**Aim of the exercise**
Search the data for the string "TradingView" and extract every line where it appears.

**Stored rows**
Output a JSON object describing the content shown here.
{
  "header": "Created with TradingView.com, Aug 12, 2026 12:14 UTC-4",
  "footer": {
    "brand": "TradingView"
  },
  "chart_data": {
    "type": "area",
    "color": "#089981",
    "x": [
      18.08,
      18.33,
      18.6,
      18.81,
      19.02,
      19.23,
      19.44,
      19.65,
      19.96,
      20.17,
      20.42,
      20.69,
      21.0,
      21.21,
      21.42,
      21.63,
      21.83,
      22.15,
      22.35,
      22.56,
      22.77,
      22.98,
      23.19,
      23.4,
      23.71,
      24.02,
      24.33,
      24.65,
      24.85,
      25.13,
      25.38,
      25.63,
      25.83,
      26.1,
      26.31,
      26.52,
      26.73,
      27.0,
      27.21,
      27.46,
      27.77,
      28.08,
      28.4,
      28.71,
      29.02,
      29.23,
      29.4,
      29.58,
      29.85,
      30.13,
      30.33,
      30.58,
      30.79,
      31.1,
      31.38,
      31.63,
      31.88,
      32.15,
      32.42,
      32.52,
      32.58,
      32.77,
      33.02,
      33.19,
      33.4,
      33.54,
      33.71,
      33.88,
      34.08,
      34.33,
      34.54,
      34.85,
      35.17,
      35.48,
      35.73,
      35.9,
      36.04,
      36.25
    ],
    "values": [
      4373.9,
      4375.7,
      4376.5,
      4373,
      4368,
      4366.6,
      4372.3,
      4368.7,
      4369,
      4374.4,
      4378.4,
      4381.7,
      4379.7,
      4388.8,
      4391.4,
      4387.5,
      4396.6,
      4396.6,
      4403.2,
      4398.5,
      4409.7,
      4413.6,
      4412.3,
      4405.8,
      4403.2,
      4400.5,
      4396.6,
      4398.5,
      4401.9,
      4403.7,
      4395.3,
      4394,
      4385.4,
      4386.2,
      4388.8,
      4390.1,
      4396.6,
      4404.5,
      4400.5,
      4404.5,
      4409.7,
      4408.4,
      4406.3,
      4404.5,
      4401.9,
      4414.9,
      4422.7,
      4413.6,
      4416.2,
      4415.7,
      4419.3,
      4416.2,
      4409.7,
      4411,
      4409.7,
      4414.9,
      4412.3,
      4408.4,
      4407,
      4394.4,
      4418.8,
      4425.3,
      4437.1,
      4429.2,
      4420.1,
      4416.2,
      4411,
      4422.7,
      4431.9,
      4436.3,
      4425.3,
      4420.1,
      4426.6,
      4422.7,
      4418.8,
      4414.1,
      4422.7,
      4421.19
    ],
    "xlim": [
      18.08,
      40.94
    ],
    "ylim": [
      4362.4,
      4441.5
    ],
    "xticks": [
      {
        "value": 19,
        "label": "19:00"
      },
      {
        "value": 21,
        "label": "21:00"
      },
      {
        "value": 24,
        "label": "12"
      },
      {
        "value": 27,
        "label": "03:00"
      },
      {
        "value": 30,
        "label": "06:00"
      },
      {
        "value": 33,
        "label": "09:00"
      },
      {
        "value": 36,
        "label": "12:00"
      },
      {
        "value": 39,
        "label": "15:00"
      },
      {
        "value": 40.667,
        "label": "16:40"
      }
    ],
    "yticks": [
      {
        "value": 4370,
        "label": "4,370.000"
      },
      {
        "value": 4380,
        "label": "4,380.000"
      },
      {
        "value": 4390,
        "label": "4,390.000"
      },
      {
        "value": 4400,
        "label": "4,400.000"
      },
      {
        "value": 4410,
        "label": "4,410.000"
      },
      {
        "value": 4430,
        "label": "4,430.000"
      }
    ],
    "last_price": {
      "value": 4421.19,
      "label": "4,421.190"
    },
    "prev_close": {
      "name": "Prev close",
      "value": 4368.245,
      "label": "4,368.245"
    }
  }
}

**Written solution**
  "header": "Created with TradingView.com, Aug 12, 2026 12:14 UTC-4",
    "brand": "TradingView"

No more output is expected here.